*** Dataset rows
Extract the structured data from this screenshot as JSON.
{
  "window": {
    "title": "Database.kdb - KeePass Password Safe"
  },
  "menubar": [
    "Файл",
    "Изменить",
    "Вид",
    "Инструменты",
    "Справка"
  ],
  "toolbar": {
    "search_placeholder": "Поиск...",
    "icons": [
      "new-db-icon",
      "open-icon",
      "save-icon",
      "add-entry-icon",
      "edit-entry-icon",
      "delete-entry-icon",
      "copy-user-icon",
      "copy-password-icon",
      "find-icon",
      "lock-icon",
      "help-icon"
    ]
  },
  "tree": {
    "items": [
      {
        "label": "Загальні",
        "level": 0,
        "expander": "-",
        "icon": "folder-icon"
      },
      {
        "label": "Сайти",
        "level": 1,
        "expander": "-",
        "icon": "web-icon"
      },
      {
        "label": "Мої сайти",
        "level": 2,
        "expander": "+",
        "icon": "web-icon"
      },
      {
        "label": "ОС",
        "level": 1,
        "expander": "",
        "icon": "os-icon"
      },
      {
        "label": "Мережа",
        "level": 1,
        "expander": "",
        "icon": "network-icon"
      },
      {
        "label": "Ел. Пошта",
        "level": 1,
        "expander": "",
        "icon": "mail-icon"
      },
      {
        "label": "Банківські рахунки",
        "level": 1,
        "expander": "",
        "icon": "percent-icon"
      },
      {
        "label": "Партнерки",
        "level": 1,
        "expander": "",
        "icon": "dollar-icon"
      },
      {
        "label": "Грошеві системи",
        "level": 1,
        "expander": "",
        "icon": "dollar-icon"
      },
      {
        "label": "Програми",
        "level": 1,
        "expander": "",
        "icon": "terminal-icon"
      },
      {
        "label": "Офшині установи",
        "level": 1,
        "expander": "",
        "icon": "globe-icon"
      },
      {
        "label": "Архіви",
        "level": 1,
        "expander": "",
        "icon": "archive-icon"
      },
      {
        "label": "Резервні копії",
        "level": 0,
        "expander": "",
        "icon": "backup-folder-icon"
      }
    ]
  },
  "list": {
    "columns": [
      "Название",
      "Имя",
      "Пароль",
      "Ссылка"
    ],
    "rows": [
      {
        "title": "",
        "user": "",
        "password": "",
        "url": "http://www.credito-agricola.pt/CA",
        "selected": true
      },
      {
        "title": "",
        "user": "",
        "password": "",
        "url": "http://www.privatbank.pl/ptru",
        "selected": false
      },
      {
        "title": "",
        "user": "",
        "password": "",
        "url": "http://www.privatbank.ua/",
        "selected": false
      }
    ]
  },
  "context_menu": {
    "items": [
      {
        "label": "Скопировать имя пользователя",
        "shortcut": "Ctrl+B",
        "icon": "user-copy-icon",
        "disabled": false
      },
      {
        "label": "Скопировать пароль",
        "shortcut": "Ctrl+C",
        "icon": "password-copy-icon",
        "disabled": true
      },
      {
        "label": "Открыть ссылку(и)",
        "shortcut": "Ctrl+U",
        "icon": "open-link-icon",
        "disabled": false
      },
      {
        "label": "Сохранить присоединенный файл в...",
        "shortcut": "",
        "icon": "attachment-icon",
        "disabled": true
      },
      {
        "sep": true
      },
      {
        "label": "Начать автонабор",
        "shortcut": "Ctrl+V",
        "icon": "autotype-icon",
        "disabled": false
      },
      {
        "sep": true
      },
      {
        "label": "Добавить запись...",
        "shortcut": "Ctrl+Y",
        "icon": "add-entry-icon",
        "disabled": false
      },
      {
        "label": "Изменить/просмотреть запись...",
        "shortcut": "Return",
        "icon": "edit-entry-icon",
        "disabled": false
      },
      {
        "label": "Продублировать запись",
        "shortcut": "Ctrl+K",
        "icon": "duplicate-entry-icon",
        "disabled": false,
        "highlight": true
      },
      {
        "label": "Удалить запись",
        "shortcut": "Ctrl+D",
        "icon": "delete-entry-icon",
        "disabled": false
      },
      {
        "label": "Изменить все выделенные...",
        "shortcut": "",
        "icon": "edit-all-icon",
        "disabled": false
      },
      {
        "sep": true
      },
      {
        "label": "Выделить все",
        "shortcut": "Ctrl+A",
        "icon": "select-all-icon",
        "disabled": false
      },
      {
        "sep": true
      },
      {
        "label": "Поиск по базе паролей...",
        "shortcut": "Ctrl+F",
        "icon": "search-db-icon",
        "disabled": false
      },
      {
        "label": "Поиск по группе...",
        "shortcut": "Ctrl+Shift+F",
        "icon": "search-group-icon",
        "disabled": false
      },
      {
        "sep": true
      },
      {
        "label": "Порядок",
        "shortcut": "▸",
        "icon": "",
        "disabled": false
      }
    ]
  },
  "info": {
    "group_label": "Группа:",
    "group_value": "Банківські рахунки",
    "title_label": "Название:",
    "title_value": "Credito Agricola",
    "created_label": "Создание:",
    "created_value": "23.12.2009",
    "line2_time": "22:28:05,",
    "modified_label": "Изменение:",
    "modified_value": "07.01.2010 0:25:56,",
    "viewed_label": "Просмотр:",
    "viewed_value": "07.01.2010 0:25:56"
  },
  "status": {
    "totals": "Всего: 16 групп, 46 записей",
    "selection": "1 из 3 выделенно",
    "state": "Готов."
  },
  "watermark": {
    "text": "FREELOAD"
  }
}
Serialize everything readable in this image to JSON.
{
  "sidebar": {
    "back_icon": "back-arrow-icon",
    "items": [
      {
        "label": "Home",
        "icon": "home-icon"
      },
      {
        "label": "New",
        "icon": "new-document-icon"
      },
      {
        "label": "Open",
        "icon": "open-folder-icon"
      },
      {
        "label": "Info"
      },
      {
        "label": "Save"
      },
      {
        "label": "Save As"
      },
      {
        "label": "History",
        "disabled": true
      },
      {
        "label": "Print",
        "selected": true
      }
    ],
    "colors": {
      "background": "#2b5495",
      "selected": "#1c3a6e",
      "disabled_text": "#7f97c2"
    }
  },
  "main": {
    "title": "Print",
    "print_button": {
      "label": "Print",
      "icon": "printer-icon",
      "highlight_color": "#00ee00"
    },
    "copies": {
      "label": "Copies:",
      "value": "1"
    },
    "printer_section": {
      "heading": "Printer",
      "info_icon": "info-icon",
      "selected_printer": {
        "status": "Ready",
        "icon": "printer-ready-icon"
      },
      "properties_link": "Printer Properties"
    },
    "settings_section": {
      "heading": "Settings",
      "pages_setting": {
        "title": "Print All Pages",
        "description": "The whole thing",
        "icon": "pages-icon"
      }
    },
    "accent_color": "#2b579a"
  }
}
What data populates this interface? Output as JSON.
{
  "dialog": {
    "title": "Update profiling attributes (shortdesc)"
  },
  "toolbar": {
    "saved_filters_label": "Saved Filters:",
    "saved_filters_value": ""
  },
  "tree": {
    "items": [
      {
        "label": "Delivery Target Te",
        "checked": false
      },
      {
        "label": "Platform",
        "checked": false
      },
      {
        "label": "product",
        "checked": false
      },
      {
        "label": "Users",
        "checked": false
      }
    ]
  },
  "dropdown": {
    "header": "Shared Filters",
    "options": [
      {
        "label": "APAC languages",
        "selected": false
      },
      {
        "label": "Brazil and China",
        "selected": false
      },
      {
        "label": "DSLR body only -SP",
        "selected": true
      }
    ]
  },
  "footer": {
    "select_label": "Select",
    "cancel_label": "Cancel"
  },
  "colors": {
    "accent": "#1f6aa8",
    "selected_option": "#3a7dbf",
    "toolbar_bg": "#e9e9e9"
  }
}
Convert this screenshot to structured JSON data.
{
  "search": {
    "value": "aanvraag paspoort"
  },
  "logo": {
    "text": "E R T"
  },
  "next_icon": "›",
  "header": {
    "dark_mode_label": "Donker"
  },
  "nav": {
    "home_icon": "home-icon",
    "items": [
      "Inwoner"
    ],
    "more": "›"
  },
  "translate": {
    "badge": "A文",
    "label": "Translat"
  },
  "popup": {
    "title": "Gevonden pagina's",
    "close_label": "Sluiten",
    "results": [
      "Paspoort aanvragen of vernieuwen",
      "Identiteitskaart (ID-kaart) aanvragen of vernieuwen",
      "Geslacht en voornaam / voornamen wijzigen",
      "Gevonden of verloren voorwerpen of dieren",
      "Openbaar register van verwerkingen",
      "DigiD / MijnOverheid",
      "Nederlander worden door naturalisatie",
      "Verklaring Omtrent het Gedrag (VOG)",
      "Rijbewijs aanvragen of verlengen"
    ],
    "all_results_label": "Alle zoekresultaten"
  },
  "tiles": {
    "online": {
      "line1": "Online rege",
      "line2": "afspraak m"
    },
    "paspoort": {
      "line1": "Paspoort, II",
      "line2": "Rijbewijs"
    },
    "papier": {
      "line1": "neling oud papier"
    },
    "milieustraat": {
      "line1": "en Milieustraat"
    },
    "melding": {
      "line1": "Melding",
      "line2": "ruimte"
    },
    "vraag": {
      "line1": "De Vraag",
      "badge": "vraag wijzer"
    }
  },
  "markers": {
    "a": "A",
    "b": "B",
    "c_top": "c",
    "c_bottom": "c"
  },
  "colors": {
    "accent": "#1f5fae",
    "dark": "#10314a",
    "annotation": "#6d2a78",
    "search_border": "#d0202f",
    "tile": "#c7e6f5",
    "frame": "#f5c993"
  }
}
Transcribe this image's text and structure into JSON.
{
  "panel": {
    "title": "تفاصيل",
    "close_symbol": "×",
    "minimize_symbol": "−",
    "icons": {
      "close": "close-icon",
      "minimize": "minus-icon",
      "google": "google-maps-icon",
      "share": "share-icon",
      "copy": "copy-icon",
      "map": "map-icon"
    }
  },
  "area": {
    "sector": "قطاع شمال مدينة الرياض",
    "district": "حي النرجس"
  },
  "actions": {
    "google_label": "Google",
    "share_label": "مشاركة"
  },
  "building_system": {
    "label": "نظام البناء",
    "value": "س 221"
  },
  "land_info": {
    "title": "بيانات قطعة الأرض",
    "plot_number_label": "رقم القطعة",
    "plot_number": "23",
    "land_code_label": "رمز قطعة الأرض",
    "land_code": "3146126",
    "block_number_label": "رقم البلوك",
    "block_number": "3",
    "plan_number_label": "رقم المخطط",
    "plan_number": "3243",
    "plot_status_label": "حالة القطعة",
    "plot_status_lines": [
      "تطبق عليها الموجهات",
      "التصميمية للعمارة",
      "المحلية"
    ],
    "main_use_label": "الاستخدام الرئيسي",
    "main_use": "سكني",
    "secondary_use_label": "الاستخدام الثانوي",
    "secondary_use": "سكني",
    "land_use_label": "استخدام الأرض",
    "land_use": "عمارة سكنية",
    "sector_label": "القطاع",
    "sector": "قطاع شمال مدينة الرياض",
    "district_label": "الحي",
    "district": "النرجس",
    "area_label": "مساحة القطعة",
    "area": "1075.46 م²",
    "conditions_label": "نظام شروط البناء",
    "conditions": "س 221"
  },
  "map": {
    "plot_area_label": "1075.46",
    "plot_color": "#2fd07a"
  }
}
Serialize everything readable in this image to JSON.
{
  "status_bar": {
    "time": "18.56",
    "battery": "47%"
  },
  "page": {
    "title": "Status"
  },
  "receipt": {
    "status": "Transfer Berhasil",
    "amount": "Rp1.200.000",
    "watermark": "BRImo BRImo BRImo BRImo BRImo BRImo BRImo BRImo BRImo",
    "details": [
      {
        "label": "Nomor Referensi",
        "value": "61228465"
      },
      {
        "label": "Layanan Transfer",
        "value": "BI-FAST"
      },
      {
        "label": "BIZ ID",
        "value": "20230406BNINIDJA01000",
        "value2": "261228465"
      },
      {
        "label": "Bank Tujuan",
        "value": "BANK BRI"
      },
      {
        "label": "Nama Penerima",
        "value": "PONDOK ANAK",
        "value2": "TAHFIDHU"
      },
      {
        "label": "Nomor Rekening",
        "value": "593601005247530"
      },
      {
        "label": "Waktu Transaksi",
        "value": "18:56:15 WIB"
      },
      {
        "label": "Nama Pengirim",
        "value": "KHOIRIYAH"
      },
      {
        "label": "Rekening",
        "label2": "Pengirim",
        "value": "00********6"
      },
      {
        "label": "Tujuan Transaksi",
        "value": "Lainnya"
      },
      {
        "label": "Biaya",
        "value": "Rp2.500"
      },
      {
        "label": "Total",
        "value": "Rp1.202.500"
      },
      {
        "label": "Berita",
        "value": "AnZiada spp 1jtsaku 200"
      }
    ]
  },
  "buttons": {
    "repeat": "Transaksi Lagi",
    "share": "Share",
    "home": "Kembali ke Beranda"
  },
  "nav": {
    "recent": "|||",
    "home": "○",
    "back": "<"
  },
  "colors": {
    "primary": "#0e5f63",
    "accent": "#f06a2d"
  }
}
******
● Set problem:
Above are the records. Identify each line that contains the word "Изменить".

● Answer for the task:
    "Изменить",
        "label": "Изменить/просмотреть запись...",
        "label": "Изменить все выделенные...",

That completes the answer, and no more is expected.